[Start]
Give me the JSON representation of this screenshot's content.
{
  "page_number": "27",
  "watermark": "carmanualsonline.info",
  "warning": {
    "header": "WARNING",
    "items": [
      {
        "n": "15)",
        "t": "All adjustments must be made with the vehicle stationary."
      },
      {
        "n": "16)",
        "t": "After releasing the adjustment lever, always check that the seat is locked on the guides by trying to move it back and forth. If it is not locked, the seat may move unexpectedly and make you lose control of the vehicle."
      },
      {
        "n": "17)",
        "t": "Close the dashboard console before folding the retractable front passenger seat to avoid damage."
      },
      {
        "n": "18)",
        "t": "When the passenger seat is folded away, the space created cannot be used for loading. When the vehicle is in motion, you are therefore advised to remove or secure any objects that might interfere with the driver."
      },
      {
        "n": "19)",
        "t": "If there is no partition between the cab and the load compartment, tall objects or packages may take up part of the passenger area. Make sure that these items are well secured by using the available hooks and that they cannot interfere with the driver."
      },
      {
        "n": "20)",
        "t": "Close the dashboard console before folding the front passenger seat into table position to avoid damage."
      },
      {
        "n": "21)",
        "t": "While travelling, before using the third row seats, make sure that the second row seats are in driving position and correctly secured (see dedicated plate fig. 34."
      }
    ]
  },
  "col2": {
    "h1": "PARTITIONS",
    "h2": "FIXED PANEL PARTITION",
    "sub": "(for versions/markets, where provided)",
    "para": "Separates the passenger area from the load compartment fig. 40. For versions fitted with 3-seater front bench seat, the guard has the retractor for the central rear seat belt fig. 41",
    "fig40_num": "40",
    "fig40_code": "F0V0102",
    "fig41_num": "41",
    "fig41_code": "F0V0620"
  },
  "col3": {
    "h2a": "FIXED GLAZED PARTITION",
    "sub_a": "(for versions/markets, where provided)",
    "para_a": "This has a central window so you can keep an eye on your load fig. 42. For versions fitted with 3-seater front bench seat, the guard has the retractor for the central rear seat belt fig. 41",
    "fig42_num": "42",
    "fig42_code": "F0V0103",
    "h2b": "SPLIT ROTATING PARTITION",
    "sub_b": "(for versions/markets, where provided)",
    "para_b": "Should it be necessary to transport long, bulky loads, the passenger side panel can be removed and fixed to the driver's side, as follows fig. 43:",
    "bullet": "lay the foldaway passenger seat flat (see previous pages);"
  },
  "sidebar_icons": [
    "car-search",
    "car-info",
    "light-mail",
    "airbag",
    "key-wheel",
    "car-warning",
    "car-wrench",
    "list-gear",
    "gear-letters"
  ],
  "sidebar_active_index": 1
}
[End]
→ GOAL
Write the material out again in its entirety, exactly as shown.

→ OUTPUT BELOW
Give me the JSON representation of this screenshot's content.
{
  "page_number": "27",
  "watermark": "carmanualsonline.info",
  "warning": {
    "header": "WARNING",
    "items": [
      {
        "n": "15)",
        "t": "All adjustments must be made with the vehicle stationary."
      },
      {
        "n": "16)",
        "t": "After releasing the adjustment lever, always check that the seat is locked on the guides by trying to move it back and forth. If it is not locked, the seat may move unexpectedly and make you lose control of the vehicle."
      },
      {
        "n": "17)",
        "t": "Close the dashboard console before folding the retractable front passenger seat to avoid damage."
      },
      {
        "n": "18)",
        "t": "When the passenger seat is folded away, the space created cannot be used for loading. When the vehicle is in motion, you are therefore advised to remove or secure any objects that might interfere with the driver."
      },
      {
        "n": "19)",
        "t": "If there is no partition between the cab and the load compartment, tall objects or packages may take up part of the passenger area. Make sure that these items are well secured by using the available hooks and that they cannot interfere with the driver."
      },
      {
        "n": "20)",
        "t": "Close the dashboard console before folding the front passenger seat into table position to avoid damage."
      },
      {
        "n": "21)",
        "t": "While travelling, before using the third row seats, make sure that the second row seats are in driving position and correctly secured (see dedicated plate fig. 34."
      }
    ]
  },
  "col2": {
    "h1": "PARTITIONS",
    "h2": "FIXED PANEL PARTITION",
    "sub": "(for versions/markets, where provided)",
    "para": "Separates the passenger area from the load compartment fig. 40. For versions fitted with 3-seater front bench seat, the guard has the retractor for the central rear seat belt fig. 41",
    "fig40_num": "40",
    "fig40_code": "F0V0102",
    "fig41_num": "41",
    "fig41_code": "F0V0620"
  },
  "col3": {
    "h2a": "FIXED GLAZED PARTITION",
    "sub_a": "(for versions/markets, where provided)",
    "para_a": "This has a central window so you can keep an eye on your load fig. 42. For versions fitted with 3-seater front bench seat, the guard has the retractor for the central rear seat belt fig. 41",
    "fig42_num": "42",
    "fig42_code": "F0V0103",
    "h2b": "SPLIT ROTATING PARTITION",
    "sub_b": "(for versions/markets, where provided)",
    "para_b": "Should it be necessary to transport long, bulky loads, the passenger side panel can be removed and fixed to the driver's side, as follows fig. 43:",
    "bullet": "lay the foldaway passenger seat flat (see previous pages);"
  },
  "sidebar_icons": [
    "car-search",
    "car-info",
    "light-mail",
    "airbag",
    "key-wheel",
    "car-warning",
    "car-wrench",
    "list-gear",
    "gear-letters"
  ],
  "sidebar_active_index": 1
}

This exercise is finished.